CHALLENGE —
Write the data out again exactly, dropping any images it holds.

PROVIDED RECORDS —
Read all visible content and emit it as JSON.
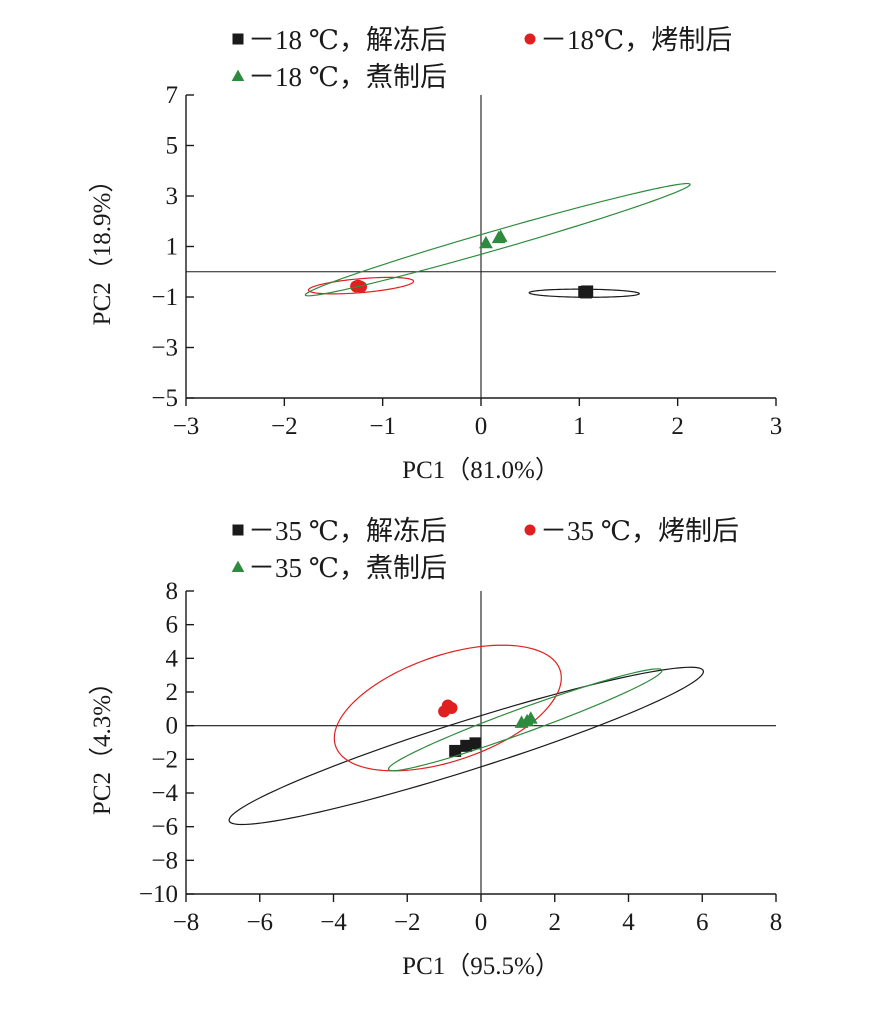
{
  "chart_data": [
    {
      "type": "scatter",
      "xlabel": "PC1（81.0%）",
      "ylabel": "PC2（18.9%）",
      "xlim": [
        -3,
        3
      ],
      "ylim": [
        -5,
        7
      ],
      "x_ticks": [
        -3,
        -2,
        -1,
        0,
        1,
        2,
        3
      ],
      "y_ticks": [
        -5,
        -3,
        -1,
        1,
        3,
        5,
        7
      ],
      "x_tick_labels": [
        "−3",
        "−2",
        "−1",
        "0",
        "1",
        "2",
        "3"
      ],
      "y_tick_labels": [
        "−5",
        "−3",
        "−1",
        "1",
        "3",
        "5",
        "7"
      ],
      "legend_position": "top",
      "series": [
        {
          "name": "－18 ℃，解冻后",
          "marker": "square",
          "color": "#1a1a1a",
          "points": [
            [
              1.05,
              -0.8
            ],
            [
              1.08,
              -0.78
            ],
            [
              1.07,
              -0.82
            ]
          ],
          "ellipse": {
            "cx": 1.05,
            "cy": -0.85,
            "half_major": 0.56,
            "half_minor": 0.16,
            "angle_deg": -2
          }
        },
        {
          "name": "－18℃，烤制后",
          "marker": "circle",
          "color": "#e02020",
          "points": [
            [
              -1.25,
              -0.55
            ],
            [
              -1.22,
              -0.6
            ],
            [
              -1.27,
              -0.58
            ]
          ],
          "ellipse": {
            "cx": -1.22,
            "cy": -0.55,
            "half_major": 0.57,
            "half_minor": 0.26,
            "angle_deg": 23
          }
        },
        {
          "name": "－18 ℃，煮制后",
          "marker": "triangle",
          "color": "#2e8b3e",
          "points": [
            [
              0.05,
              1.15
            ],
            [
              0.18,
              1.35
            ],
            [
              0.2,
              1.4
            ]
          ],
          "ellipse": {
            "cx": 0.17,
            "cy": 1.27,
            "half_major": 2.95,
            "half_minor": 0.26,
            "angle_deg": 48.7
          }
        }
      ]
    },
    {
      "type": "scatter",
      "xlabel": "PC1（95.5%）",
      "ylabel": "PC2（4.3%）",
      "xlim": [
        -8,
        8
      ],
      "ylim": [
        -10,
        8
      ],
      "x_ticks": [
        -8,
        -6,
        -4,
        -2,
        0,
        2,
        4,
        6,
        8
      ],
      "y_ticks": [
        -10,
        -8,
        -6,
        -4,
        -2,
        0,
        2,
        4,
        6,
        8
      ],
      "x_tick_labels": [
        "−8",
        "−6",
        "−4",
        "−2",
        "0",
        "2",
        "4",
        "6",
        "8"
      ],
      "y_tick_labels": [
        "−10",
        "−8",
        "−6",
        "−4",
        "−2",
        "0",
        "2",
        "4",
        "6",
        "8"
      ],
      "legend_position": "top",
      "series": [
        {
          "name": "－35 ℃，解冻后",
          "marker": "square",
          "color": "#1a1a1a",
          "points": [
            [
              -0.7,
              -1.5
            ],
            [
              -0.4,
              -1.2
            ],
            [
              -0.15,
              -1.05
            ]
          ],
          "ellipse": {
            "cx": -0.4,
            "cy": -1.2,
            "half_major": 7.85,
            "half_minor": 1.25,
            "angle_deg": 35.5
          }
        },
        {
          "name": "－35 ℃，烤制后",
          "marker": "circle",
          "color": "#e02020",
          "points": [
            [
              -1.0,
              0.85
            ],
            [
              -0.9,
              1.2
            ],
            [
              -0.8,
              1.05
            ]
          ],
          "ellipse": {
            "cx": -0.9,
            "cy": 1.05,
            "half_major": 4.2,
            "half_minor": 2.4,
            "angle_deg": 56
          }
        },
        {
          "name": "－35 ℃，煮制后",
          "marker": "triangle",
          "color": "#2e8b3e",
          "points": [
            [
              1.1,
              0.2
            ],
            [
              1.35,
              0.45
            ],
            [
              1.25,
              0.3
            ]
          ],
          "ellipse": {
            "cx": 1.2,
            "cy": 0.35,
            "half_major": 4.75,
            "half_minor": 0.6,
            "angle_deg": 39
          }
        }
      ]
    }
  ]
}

PROBLEM SOLUTION —
Read all visible content and emit it as JSON.
{
  "chart_data": [
    {
      "type": "scatter",
      "xlabel": "PC1（81.0%）",
      "ylabel": "PC2（18.9%）",
      "xlim": [
        -3,
        3
      ],
      "ylim": [
        -5,
        7
      ],
      "x_ticks": [
        -3,
        -2,
        -1,
        0,
        1,
        2,
        3
      ],
      "y_ticks": [
        -5,
        -3,
        -1,
        1,
        3,
        5,
        7
      ],
      "x_tick_labels": [
        "−3",
        "−2",
        "−1",
        "0",
        "1",
        "2",
        "3"
      ],
      "y_tick_labels": [
        "−5",
        "−3",
        "−1",
        "1",
        "3",
        "5",
        "7"
      ],
      "legend_position": "top",
      "series": [
        {
          "name": "－18 ℃，解冻后",
          "marker": "square",
          "color": "#1a1a1a",
          "points": [
            [
              1.05,
              -0.8
            ],
            [
              1.08,
              -0.78
            ],
            [
              1.07,
              -0.82
            ]
          ],
          "ellipse": {
            "cx": 1.05,
            "cy": -0.85,
            "half_major": 0.56,
            "half_minor": 0.16,
            "angle_deg": -2
          }
        },
        {
          "name": "－18℃，烤制后",
          "marker": "circle",
          "color": "#e02020",
          "points": [
            [
              -1.25,
              -0.55
            ],
            [
              -1.22,
              -0.6
            ],
            [
              -1.27,
              -0.58
            ]
          ],
          "ellipse": {
            "cx": -1.22,
            "cy": -0.55,
            "half_major": 0.57,
            "half_minor": 0.26,
            "angle_deg": 23
          }
        },
        {
          "name": "－18 ℃，煮制后",
          "marker": "triangle",
          "color": "#2e8b3e",
          "points": [
            [
              0.05,
              1.15
            ],
            [
              0.18,
              1.35
            ],
            [
              0.2,
              1.4
            ]
          ],
          "ellipse": {
            "cx": 0.17,
            "cy": 1.27,
            "half_major": 2.95,
            "half_minor": 0.26,
            "angle_deg": 48.7
          }
        }
      ]
    },
    {
      "type": "scatter",
      "xlabel": "PC1（95.5%）",
      "ylabel": "PC2（4.3%）",
      "xlim": [
        -8,
        8
      ],
      "ylim": [
        -10,
        8
      ],
      "x_ticks": [
        -8,
        -6,
        -4,
        -2,
        0,
        2,
        4,
        6,
        8
      ],
      "y_ticks": [
        -10,
        -8,
        -6,
        -4,
        -2,
        0,
        2,
        4,
        6,
        8
      ],
      "x_tick_labels": [
        "−8",
        "−6",
        "−4",
        "−2",
        "0",
        "2",
        "4",
        "6",
        "8"
      ],
      "y_tick_labels": [
        "−10",
        "−8",
        "−6",
        "−4",
        "−2",
        "0",
        "2",
        "4",
        "6",
        "8"
      ],
      "legend_position": "top",
      "series": [
        {
          "name": "－35 ℃，解冻后",
          "marker": "square",
          "color": "#1a1a1a",
          "points": [
            [
              -0.7,
              -1.5
            ],
            [
              -0.4,
              -1.2
            ],
            [
              -0.15,
              -1.05
            ]
          ],
          "ellipse": {
            "cx": -0.4,
            "cy": -1.2,
            "half_major": 7.85,
            "half_minor": 1.25,
            "angle_deg": 35.5
          }
        },
        {
          "name": "－35 ℃，烤制后",
          "marker": "circle",
          "color": "#e02020",
          "points": [
            [
              -1.0,
              0.85
            ],
            [
              -0.9,
              1.2
            ],
            [
              -0.8,
              1.05
            ]
          ],
          "ellipse": {
            "cx": -0.9,
            "cy": 1.05,
            "half_major": 4.2,
            "half_minor": 2.4,
            "angle_deg": 56
          }
        },
        {
          "name": "－35 ℃，煮制后",
          "marker": "triangle",
          "color": "#2e8b3e",
          "points": [
            [
              1.1,
              0.2
            ],
            [
              1.35,
              0.45
            ],
            [
              1.25,
              0.3
            ]
          ],
          "ellipse": {
            "cx": 1.2,
            "cy": 0.35,
            "half_major": 4.75,
            "half_minor": 0.6,
            "angle_deg": 39
          }
        }
      ]
    }
  ]
}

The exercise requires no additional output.